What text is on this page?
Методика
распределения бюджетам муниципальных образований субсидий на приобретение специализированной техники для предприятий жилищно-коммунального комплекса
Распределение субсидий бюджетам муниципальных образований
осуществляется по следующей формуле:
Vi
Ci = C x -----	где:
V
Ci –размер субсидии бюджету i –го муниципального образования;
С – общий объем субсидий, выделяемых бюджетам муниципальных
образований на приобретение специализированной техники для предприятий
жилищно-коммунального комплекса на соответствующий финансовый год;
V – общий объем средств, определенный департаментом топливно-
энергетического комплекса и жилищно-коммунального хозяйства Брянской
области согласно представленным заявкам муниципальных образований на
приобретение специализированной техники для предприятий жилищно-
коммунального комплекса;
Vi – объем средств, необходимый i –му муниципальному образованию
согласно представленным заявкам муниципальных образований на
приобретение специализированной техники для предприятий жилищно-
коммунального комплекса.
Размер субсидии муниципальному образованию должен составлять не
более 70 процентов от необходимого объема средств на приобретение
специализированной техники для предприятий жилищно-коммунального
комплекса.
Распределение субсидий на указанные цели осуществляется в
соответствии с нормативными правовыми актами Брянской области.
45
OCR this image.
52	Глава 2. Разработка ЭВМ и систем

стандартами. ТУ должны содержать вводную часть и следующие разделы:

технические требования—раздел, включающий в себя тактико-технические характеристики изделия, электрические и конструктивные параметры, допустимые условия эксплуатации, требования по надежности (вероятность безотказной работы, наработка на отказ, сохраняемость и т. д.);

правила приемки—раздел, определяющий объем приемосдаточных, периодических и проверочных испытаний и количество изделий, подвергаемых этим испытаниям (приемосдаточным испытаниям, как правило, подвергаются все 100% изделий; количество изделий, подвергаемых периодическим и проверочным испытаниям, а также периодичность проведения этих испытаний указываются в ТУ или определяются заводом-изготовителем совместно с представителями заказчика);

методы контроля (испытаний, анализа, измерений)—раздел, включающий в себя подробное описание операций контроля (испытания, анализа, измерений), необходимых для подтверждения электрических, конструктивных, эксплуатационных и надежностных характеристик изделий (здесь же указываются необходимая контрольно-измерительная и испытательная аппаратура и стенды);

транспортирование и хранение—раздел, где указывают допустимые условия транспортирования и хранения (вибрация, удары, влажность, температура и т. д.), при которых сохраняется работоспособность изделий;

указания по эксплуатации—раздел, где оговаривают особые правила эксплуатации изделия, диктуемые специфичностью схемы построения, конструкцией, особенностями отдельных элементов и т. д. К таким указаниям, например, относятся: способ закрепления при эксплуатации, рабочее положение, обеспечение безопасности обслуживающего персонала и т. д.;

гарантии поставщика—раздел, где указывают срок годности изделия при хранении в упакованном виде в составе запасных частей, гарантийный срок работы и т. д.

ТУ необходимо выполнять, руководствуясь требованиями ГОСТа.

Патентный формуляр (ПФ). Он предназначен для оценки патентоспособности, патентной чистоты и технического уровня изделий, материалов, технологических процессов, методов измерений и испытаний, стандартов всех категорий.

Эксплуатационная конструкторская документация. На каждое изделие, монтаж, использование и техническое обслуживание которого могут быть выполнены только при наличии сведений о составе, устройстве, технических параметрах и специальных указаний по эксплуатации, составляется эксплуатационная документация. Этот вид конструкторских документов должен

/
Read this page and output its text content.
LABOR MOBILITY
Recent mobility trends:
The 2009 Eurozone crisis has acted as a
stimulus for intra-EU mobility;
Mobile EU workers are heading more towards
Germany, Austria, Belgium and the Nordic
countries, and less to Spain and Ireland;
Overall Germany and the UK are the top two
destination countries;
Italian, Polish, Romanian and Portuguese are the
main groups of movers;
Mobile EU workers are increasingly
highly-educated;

____

WORK TO BE COMPLETED:
Send back exactly the lines from the line with "Read this page and output its text content." through the end of the records.

RESULT OF THIS EXERCISE:
Read this page and output its text content.
LABOR MOBILITY
Recent mobility trends:
The 2009 Eurozone crisis has acted as a
stimulus for intra-EU mobility;
Mobile EU workers are heading more towards
Germany, Austria, Belgium and the Nordic
countries, and less to Spain and Ireland;
Overall Germany and the UK are the top two
destination countries;
Italian, Polish, Romanian and Portuguese are the
main groups of movers;
Mobile EU workers are increasingly
highly-educated;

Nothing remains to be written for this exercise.